▶ Input material
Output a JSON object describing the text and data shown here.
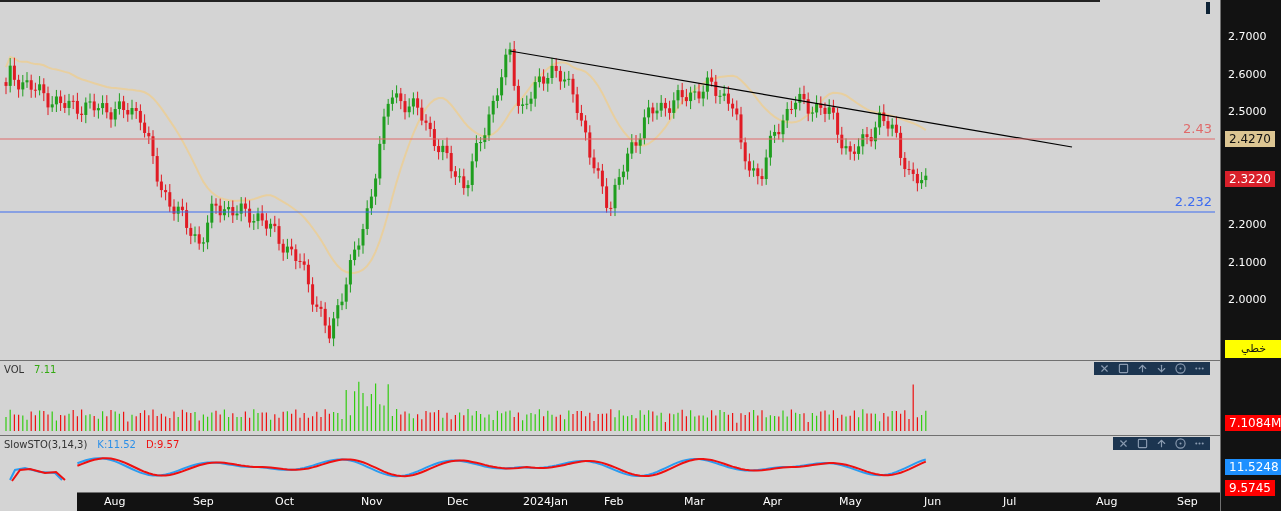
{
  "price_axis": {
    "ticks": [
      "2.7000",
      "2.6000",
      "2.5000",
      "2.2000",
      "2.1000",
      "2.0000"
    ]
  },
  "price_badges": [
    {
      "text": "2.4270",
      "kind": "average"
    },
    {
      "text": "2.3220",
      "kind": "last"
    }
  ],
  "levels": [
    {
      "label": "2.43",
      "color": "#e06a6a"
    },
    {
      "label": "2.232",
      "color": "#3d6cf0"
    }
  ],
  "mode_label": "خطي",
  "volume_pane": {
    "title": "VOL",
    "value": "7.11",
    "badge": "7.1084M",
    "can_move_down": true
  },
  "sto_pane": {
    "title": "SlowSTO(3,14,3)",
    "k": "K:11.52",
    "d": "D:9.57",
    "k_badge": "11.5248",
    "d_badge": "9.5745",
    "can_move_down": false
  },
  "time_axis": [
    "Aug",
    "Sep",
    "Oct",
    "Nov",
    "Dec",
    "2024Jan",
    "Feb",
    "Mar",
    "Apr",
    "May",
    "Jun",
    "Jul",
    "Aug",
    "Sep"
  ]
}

▶ Task requirements
Your copy of the data should match it exactly, except that pictures are left out.

▶ Task solution
Output a JSON object describing the text and data shown here.
{
  "price_axis": {
    "ticks": [
      "2.7000",
      "2.6000",
      "2.5000",
      "2.2000",
      "2.1000",
      "2.0000"
    ]
  },
  "price_badges": [
    {
      "text": "2.4270",
      "kind": "average"
    },
    {
      "text": "2.3220",
      "kind": "last"
    }
  ],
  "levels": [
    {
      "label": "2.43",
      "color": "#e06a6a"
    },
    {
      "label": "2.232",
      "color": "#3d6cf0"
    }
  ],
  "mode_label": "خطي",
  "volume_pane": {
    "title": "VOL",
    "value": "7.11",
    "badge": "7.1084M",
    "can_move_down": true
  },
  "sto_pane": {
    "title": "SlowSTO(3,14,3)",
    "k": "K:11.52",
    "d": "D:9.57",
    "k_badge": "11.5248",
    "d_badge": "9.5745",
    "can_move_down": false
  },
  "time_axis": [
    "Aug",
    "Sep",
    "Oct",
    "Nov",
    "Dec",
    "2024Jan",
    "Feb",
    "Mar",
    "Apr",
    "May",
    "Jun",
    "Jul",
    "Aug",
    "Sep"
  ]
}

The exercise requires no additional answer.